# Problem
Copy out each line of the material below that holds the string "heading".

# Data shown
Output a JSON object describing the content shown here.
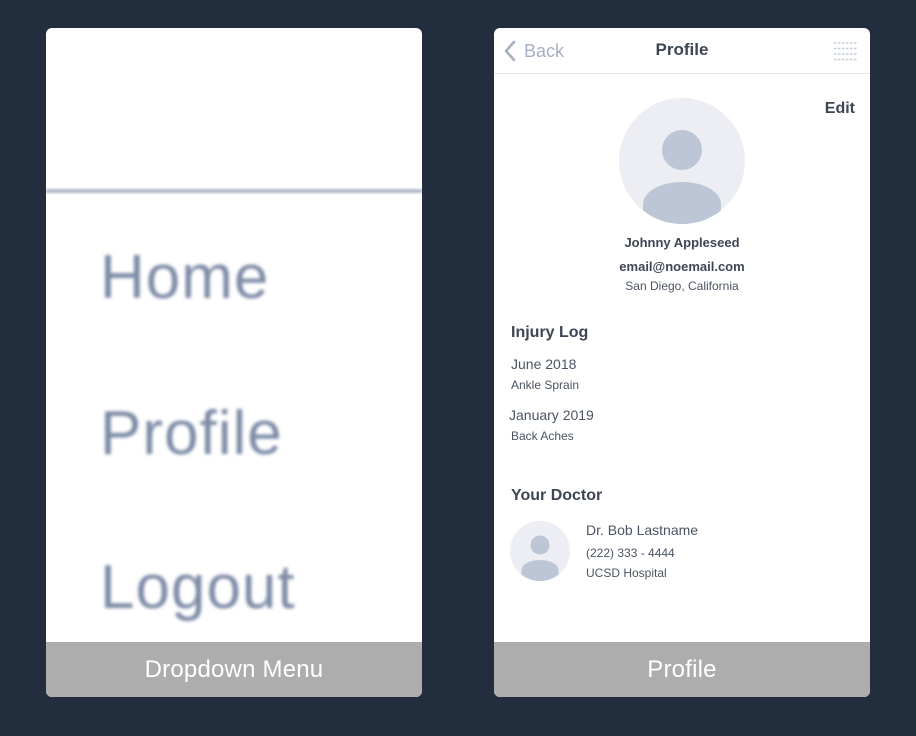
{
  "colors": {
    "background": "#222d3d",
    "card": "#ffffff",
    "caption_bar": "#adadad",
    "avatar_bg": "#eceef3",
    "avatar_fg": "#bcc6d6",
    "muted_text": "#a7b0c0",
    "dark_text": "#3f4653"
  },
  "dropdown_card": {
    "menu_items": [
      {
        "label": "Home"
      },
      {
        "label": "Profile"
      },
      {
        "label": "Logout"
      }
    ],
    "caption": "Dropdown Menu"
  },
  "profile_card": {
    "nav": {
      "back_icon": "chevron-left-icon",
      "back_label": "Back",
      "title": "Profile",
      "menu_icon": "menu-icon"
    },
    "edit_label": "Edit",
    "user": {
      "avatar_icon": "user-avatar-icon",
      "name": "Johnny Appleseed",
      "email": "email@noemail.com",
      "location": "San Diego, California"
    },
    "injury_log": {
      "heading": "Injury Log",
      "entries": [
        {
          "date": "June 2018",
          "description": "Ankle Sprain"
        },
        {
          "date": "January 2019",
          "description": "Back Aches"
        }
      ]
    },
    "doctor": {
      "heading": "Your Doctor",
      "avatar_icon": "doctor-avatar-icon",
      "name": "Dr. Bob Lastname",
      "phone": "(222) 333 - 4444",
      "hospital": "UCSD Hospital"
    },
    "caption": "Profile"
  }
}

...

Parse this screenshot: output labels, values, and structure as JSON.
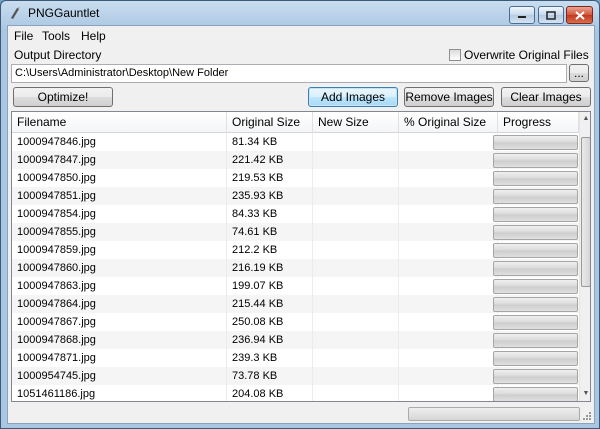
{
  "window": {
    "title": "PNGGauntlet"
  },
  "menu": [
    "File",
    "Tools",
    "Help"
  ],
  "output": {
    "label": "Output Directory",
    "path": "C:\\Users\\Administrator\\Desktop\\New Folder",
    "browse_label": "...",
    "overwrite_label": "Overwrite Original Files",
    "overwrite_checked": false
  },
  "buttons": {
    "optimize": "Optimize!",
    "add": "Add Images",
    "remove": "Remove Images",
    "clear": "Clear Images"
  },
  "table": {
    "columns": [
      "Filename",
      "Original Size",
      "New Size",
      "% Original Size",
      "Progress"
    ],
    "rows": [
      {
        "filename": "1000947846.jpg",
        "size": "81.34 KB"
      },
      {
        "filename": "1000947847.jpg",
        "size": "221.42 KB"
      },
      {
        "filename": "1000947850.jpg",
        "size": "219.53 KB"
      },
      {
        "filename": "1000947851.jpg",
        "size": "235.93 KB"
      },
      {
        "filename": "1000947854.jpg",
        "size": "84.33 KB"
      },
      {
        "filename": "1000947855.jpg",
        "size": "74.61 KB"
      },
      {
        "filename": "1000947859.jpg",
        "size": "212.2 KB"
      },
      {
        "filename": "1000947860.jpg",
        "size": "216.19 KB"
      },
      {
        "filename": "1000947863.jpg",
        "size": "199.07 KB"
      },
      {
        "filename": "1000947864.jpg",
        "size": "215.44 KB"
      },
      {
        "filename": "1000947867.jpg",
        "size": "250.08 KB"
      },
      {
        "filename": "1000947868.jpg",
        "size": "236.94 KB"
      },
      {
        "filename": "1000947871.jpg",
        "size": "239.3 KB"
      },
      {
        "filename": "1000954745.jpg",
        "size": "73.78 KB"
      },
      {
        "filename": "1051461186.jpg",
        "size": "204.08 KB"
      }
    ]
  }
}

# Full solution
      "heading": "Injury Log",
      "heading": "Your Doctor",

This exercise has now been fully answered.